Stated problem:
Review the lines that follow and copy each one that contains the word "sobie".

Data entries
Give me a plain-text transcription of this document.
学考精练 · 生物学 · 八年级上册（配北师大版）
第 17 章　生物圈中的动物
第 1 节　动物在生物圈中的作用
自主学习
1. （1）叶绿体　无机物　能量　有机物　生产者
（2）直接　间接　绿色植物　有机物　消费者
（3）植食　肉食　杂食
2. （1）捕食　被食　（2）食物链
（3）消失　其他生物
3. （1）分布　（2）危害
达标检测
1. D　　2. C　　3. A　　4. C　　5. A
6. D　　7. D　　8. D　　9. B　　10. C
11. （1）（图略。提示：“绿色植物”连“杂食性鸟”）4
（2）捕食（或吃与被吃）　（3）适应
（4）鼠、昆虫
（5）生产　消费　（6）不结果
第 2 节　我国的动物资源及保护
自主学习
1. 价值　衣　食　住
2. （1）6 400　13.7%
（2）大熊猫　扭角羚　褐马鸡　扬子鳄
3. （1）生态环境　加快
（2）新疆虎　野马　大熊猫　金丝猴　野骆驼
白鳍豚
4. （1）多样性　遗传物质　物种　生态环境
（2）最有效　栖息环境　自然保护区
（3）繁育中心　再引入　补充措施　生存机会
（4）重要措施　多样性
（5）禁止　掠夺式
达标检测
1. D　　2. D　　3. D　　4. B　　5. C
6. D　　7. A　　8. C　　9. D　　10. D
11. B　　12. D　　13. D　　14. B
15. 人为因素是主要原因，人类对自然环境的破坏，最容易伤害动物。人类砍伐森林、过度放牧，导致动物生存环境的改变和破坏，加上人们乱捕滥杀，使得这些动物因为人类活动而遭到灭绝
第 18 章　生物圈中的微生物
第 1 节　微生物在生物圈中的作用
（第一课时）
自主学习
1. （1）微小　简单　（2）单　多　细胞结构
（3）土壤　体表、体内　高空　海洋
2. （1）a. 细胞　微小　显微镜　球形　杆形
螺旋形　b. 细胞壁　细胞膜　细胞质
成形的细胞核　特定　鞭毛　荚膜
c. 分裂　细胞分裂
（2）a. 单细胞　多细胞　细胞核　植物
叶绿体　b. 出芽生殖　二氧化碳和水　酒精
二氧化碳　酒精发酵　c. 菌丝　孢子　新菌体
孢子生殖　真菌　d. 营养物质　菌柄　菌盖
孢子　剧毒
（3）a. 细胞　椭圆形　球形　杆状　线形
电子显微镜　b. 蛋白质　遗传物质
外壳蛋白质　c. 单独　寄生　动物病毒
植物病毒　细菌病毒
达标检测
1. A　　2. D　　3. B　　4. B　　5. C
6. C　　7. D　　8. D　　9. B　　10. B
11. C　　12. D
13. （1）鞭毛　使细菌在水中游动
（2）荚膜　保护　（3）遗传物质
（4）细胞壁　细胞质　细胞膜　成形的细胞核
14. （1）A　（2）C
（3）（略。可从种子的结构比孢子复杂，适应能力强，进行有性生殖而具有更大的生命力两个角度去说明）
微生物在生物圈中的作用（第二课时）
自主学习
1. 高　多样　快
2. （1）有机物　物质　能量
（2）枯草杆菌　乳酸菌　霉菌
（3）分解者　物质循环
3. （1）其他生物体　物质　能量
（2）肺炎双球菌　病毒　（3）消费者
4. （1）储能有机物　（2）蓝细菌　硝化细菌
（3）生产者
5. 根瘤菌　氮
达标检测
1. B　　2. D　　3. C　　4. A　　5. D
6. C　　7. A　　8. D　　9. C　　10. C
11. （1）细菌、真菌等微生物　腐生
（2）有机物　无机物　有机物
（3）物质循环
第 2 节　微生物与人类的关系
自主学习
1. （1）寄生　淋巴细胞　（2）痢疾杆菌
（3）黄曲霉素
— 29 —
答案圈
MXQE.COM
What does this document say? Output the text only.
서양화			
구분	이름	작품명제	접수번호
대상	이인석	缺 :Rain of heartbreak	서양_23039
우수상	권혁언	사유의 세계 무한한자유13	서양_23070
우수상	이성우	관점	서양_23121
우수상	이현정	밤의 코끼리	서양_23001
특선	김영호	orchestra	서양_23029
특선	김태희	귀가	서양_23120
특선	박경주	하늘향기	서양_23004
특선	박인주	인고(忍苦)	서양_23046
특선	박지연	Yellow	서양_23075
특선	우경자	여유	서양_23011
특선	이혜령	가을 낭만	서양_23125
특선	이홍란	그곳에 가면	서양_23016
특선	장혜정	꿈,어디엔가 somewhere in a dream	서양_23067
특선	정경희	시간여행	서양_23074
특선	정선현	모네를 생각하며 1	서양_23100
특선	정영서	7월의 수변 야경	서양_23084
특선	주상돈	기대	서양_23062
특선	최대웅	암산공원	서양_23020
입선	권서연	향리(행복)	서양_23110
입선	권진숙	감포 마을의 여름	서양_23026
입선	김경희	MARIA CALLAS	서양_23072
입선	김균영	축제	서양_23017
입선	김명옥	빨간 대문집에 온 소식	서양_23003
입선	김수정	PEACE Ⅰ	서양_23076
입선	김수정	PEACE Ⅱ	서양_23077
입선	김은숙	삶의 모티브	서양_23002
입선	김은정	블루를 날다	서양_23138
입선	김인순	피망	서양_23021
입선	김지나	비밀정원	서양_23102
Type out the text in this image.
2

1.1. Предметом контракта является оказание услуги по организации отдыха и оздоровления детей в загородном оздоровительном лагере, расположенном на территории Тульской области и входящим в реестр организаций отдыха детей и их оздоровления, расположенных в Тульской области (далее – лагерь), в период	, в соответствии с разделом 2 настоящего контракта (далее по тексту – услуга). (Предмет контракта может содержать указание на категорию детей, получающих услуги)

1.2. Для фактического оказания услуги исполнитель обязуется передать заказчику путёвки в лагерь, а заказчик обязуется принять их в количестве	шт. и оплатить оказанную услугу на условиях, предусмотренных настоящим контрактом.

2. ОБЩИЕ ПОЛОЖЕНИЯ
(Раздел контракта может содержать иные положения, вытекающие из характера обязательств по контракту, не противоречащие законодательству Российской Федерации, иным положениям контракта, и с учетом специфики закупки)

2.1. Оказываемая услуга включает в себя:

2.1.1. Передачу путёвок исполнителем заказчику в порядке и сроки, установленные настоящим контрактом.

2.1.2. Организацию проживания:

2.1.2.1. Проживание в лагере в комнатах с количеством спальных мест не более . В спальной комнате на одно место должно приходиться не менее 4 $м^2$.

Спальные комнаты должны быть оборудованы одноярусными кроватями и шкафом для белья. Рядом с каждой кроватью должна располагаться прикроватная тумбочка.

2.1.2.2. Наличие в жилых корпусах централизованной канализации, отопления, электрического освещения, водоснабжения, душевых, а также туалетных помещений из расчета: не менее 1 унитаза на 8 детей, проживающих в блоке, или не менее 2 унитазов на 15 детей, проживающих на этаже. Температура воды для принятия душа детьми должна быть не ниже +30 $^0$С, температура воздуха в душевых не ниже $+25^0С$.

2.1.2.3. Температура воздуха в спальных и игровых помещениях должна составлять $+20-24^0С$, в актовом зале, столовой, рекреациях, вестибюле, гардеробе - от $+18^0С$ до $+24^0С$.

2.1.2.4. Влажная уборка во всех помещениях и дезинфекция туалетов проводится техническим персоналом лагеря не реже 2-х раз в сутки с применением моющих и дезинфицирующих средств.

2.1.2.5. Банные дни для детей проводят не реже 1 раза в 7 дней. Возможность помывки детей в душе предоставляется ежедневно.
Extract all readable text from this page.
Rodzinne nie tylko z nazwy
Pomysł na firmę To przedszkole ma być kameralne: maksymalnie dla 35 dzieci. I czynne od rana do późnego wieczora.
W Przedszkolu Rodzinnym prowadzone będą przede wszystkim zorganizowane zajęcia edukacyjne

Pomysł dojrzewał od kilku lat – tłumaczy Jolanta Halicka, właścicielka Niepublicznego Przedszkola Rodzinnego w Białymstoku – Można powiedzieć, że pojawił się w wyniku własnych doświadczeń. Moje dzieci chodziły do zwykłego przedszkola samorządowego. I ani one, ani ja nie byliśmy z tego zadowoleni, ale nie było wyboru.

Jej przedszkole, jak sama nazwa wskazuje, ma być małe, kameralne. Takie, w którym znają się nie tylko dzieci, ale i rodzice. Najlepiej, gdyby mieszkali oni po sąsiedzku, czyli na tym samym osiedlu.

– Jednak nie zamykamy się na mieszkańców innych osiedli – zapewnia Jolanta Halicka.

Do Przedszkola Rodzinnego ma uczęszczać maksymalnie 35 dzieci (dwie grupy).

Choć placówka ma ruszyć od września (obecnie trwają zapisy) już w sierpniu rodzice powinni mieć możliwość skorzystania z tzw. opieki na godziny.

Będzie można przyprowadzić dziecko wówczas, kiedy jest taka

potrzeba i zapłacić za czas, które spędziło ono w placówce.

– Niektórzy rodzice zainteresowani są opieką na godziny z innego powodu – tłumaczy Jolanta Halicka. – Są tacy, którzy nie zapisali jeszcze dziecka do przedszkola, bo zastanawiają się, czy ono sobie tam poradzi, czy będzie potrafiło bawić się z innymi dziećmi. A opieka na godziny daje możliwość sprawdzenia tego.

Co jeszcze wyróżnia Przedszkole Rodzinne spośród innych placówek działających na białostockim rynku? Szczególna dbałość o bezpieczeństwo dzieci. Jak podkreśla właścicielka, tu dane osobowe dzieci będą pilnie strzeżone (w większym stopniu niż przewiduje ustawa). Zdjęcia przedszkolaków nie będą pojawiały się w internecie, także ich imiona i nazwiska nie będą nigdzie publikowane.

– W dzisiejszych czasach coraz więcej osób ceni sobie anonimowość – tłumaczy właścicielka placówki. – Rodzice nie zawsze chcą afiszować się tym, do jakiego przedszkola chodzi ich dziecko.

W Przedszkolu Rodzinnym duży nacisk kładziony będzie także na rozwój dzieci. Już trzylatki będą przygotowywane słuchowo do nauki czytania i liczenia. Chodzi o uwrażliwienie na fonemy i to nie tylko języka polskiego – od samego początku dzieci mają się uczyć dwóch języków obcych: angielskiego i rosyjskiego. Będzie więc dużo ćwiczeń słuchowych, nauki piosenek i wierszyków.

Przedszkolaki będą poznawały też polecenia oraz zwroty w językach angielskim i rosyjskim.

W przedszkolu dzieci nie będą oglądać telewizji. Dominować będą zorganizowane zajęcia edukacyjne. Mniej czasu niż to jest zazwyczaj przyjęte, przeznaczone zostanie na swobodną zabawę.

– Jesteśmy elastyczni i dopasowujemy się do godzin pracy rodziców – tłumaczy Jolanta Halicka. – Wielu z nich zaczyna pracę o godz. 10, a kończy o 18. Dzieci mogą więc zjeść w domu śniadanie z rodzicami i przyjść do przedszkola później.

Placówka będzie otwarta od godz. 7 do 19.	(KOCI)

The result:
– Niektórzy rodzice zainteresowani są opieką na godziny z innego powodu – tłumaczy Jolanta Halicka. – Są tacy, którzy nie zapisali jeszcze dziecka do przedszkola, bo zastanawiają się, czy ono sobie tam poradzi, czy będzie potrafiło bawić się z innymi dziećmi. A opieka na godziny daje możliwość sprawdzenia tego.
– W dzisiejszych czasach coraz więcej osób ceni sobie anonimowość – tłumaczy właścicielka placówki. – Rodzice nie zawsze chcą afiszować się tym, do jakiego przedszkola chodzi ich dziecko.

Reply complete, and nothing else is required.